SET EXERCISE:
Retype exactly the stretch of lines that begins at the line containing "What data populates" and ends at the last line of the data, with no other lines.

[Start of DATA PROVIDED]

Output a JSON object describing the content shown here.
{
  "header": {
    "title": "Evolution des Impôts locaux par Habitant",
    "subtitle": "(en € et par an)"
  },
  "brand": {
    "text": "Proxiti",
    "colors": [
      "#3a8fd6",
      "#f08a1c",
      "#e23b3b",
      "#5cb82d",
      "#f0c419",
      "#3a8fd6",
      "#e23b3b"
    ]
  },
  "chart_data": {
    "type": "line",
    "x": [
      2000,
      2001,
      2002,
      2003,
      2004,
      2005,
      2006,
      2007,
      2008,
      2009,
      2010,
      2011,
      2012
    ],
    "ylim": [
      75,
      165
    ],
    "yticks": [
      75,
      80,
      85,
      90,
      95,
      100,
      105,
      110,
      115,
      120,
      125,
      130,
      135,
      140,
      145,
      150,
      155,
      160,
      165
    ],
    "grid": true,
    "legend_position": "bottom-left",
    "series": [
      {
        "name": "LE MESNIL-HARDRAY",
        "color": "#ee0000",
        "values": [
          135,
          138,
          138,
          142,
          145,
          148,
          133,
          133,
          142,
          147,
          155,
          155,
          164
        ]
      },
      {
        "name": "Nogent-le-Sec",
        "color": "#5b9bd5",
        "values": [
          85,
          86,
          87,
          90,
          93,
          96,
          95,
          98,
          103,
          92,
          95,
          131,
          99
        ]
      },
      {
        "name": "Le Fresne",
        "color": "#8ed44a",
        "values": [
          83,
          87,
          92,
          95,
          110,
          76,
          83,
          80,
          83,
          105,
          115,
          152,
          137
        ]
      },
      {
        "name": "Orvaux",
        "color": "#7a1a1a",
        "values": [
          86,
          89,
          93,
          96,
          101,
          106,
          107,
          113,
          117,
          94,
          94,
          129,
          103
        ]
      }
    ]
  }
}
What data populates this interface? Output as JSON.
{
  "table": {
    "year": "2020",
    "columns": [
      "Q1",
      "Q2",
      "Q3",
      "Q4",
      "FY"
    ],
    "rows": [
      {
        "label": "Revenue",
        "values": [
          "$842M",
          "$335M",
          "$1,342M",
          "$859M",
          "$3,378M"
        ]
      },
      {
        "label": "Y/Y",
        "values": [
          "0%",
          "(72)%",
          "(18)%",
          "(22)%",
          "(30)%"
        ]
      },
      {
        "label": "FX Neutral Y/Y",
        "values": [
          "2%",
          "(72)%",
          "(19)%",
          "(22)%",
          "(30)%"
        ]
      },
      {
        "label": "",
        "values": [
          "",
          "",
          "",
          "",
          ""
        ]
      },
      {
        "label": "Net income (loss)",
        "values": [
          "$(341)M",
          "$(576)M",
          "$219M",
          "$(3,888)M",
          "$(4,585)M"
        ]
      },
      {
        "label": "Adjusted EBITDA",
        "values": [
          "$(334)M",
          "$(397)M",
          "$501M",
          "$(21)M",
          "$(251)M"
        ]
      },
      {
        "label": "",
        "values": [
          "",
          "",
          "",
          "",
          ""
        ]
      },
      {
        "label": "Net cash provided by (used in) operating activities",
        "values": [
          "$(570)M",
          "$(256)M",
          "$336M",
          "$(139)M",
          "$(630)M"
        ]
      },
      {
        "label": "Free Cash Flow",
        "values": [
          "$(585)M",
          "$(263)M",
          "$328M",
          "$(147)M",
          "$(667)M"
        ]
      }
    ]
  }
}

[End of DATA PROVIDED]

RESULT OF THIS EXERCISE:
What data populates this interface? Output as JSON.
{
  "table": {
    "year": "2020",
    "columns": [
      "Q1",
      "Q2",
      "Q3",
      "Q4",
      "FY"
    ],
    "rows": [
      {
        "label": "Revenue",
        "values": [
          "$842M",
          "$335M",
          "$1,342M",
          "$859M",
          "$3,378M"
        ]
      },
      {
        "label": "Y/Y",
        "values": [
          "0%",
          "(72)%",
          "(18)%",
          "(22)%",
          "(30)%"
        ]
      },
      {
        "label": "FX Neutral Y/Y",
        "values": [
          "2%",
          "(72)%",
          "(19)%",
          "(22)%",
          "(30)%"
        ]
      },
      {
        "label": "",
        "values": [
          "",
          "",
          "",
          "",
          ""
        ]
      },
      {
        "label": "Net income (loss)",
        "values": [
          "$(341)M",
          "$(576)M",
          "$219M",
          "$(3,888)M",
          "$(4,585)M"
        ]
      },
      {
        "label": "Adjusted EBITDA",
        "values": [
          "$(334)M",
          "$(397)M",
          "$501M",
          "$(21)M",
          "$(251)M"
        ]
      },
      {
        "label": "",
        "values": [
          "",
          "",
          "",
          "",
          ""
        ]
      },
      {
        "label": "Net cash provided by (used in) operating activities",
        "values": [
          "$(570)M",
          "$(256)M",
          "$336M",
          "$(139)M",
          "$(630)M"
        ]
      },
      {
        "label": "Free Cash Flow",
        "values": [
          "$(585)M",
          "$(263)M",
          "$328M",
          "$(147)M",
          "$(667)M"
        ]
      }
    ]
  }
}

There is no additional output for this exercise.